----- Supplied records -----

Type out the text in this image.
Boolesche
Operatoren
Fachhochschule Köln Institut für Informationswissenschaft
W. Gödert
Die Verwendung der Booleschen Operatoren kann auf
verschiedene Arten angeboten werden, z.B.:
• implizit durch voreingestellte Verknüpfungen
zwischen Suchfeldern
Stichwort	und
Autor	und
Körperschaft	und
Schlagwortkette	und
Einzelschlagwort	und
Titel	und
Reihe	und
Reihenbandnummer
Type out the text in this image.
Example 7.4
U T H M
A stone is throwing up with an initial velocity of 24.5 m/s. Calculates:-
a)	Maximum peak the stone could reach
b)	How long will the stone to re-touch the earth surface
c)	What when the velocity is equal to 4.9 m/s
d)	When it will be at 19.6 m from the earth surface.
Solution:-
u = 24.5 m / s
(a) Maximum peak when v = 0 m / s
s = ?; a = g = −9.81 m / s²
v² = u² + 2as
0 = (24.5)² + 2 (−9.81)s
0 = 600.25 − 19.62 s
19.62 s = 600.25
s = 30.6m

-----
----- Supplied records -----

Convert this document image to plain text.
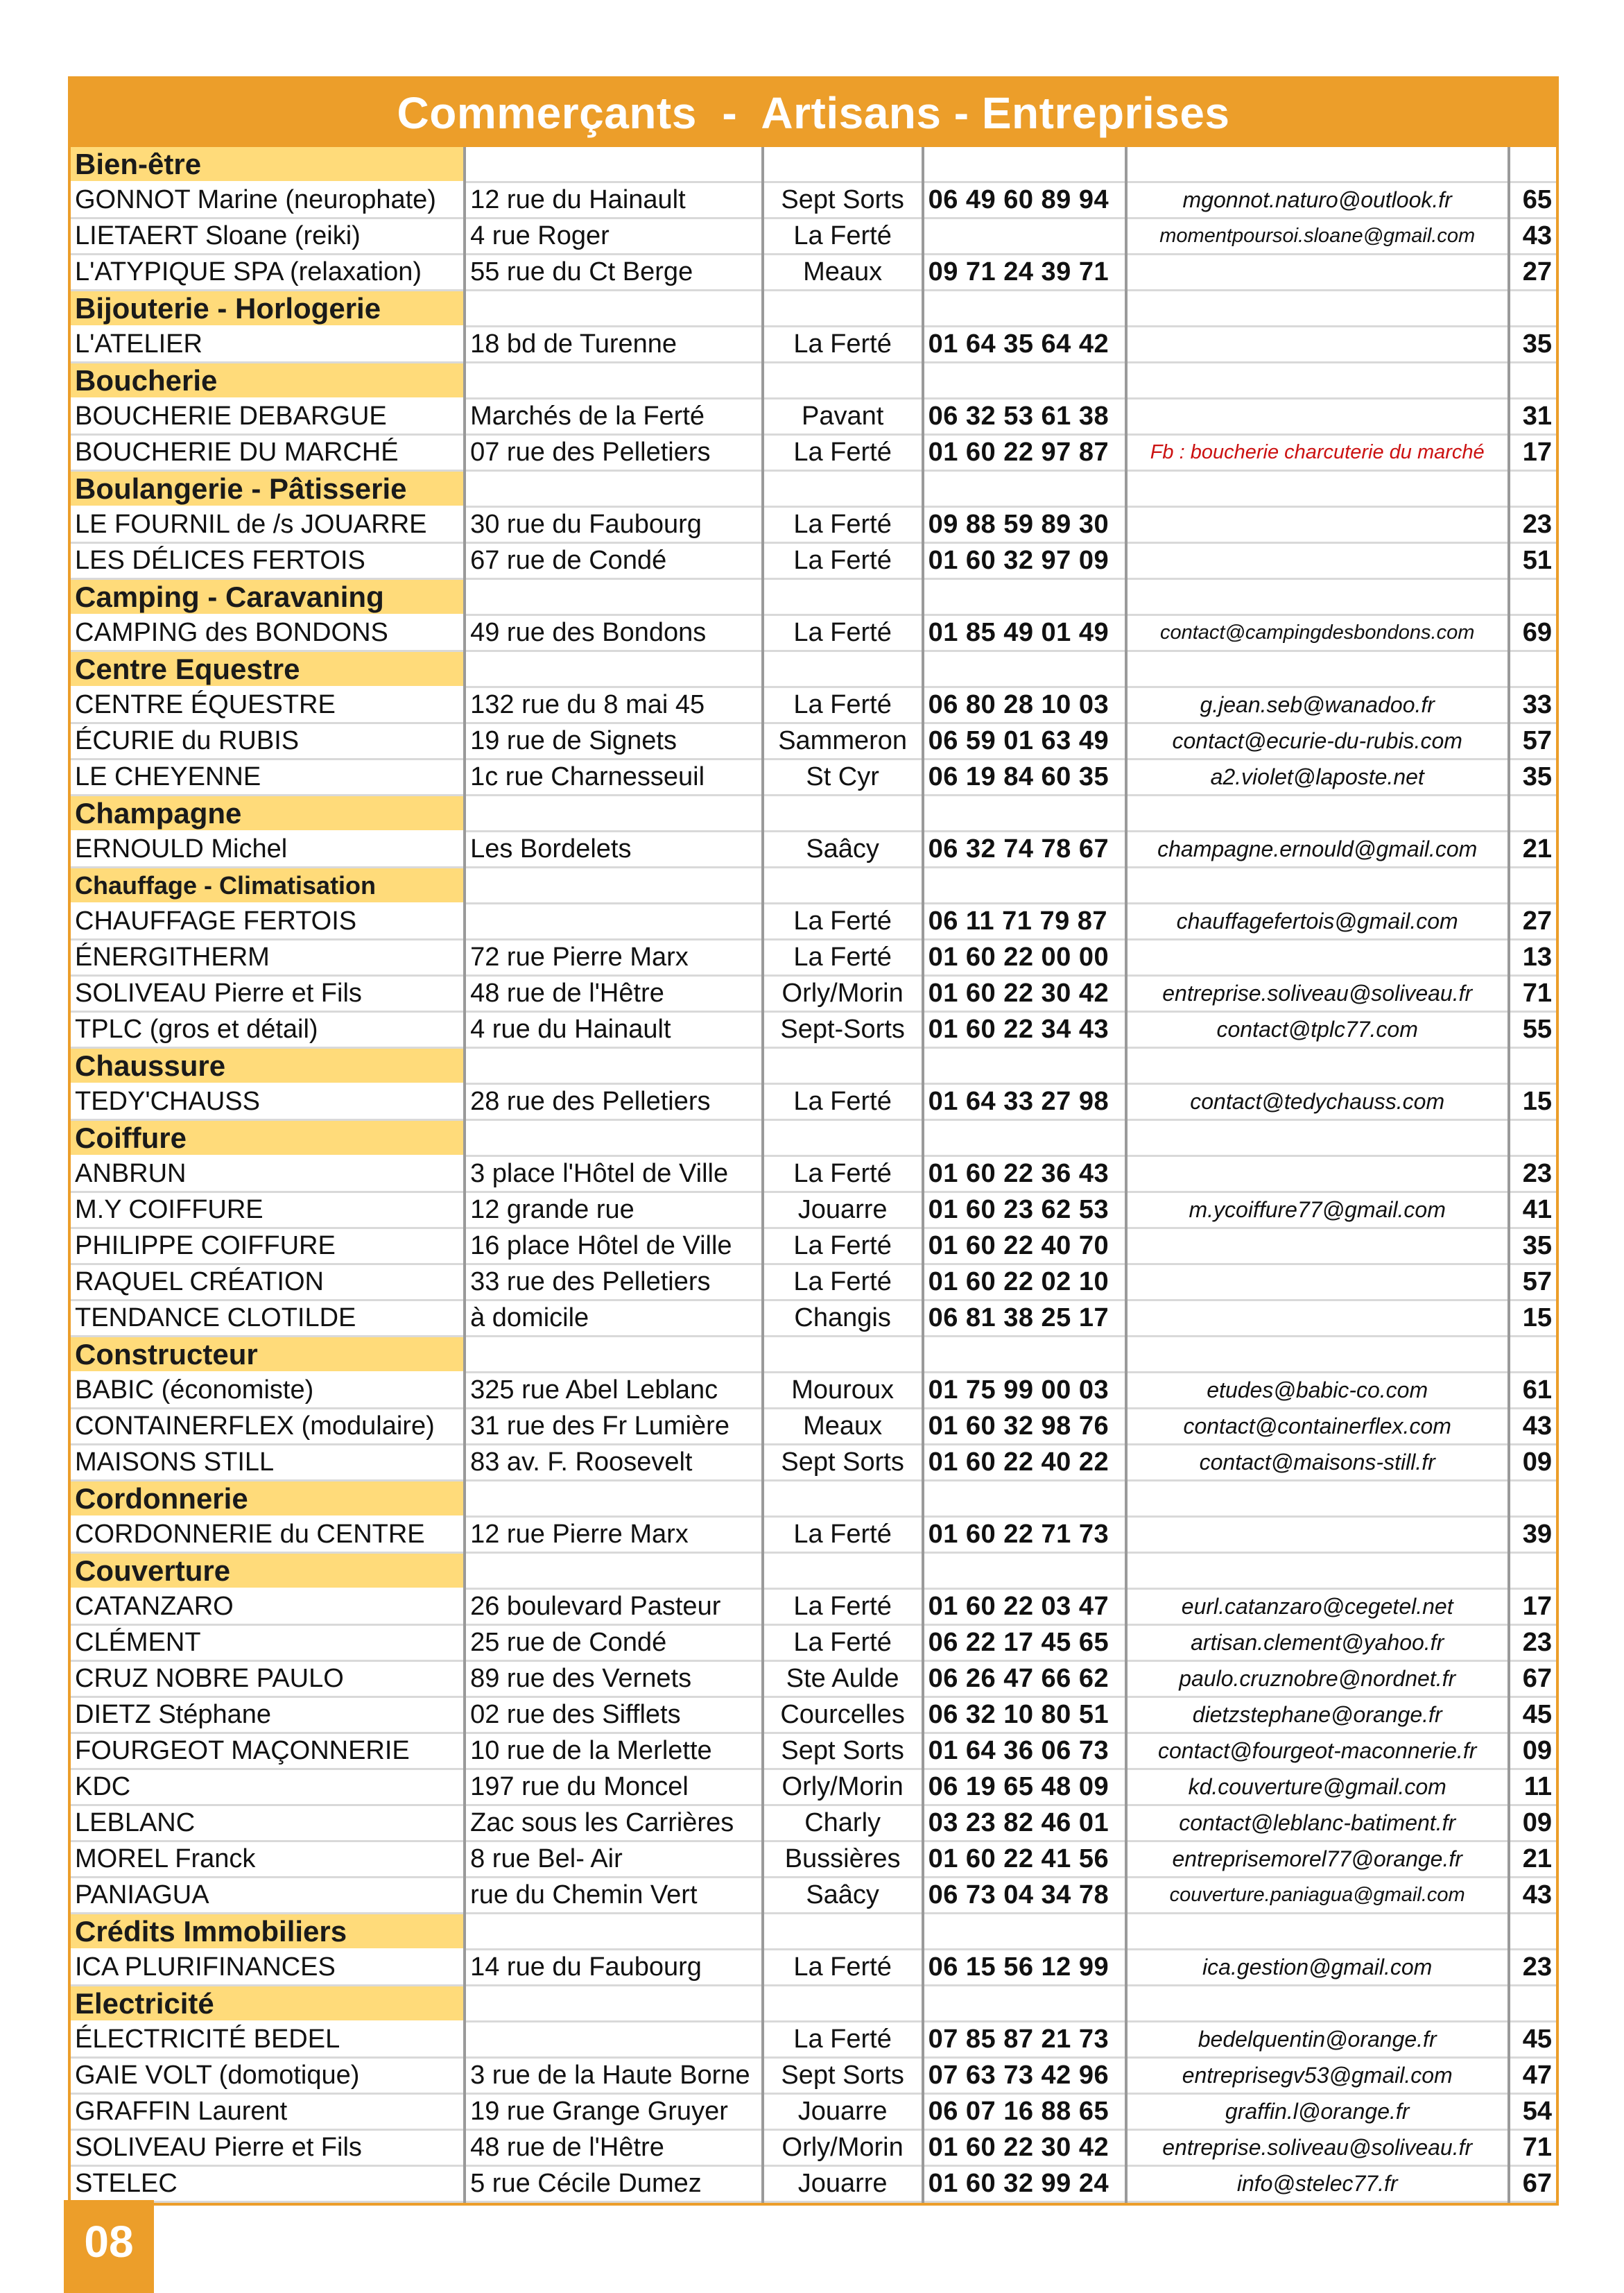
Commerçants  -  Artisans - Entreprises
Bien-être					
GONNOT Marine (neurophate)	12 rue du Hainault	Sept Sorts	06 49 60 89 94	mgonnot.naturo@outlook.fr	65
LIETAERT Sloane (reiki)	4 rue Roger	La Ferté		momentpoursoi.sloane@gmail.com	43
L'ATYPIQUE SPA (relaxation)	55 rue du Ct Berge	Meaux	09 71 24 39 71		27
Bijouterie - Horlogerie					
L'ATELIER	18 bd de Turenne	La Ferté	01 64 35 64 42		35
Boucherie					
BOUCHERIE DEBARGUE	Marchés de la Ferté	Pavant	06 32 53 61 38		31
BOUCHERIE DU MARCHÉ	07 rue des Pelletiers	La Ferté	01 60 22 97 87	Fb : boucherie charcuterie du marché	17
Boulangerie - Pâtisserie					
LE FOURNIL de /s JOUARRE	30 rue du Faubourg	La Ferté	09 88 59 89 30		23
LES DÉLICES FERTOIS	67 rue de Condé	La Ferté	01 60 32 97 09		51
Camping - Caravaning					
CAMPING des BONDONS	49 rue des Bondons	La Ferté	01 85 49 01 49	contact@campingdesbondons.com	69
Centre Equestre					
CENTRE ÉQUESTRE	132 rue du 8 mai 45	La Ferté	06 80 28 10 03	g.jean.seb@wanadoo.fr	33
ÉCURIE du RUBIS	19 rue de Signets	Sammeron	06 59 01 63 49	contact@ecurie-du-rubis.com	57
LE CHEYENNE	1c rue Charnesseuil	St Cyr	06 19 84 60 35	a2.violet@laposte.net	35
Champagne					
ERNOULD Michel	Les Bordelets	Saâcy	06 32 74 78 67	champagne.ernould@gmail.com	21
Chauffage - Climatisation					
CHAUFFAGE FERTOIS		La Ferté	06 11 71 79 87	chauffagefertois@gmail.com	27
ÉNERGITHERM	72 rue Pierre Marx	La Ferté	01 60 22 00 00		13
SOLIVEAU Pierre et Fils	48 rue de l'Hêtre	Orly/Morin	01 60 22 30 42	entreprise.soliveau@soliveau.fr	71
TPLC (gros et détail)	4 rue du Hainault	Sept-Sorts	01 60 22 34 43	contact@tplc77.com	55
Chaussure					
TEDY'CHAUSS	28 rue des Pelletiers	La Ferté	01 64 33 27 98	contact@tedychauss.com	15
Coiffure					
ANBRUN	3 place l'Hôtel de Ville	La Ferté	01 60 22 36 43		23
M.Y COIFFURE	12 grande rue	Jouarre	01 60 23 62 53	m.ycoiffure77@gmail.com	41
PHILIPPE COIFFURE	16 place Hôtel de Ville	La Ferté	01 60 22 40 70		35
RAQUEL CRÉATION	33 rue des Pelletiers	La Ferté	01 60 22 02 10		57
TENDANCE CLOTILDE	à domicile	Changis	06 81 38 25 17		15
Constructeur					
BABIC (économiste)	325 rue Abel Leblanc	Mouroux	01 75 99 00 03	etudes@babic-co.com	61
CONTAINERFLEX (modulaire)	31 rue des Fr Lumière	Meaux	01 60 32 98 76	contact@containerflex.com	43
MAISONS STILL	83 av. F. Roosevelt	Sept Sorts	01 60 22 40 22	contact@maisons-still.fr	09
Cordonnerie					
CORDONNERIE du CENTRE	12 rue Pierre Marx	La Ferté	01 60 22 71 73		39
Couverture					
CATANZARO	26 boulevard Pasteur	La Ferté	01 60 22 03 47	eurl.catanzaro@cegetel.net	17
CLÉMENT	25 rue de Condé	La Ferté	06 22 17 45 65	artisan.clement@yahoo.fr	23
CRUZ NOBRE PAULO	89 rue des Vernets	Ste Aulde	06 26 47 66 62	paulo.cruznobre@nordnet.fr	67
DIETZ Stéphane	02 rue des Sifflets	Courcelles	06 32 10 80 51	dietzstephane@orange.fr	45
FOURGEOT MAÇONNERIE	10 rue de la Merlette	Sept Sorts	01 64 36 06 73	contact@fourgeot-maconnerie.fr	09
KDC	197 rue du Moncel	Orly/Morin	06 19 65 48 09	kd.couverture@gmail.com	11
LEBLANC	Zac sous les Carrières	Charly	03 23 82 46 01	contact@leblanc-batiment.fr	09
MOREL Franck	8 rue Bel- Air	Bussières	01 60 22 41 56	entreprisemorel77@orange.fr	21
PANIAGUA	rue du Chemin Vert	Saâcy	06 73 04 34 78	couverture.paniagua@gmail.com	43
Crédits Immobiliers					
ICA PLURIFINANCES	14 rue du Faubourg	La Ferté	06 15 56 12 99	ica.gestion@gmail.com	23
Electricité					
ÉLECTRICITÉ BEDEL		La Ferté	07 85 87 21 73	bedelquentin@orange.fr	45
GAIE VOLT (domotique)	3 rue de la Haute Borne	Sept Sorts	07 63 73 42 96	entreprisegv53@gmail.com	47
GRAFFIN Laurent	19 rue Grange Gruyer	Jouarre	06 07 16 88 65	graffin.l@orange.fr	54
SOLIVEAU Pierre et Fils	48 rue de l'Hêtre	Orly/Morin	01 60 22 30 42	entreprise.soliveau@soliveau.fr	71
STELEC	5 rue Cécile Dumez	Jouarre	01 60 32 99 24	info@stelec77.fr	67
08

-----

» **Work instructions**
In the material above, find the lines that contain "velocity" and show them.

» **Exercise result**
A stone is throwing up with an initial velocity of 24.5 m/s. Calculates:-
c)	What when the velocity is equal to 4.9 m/s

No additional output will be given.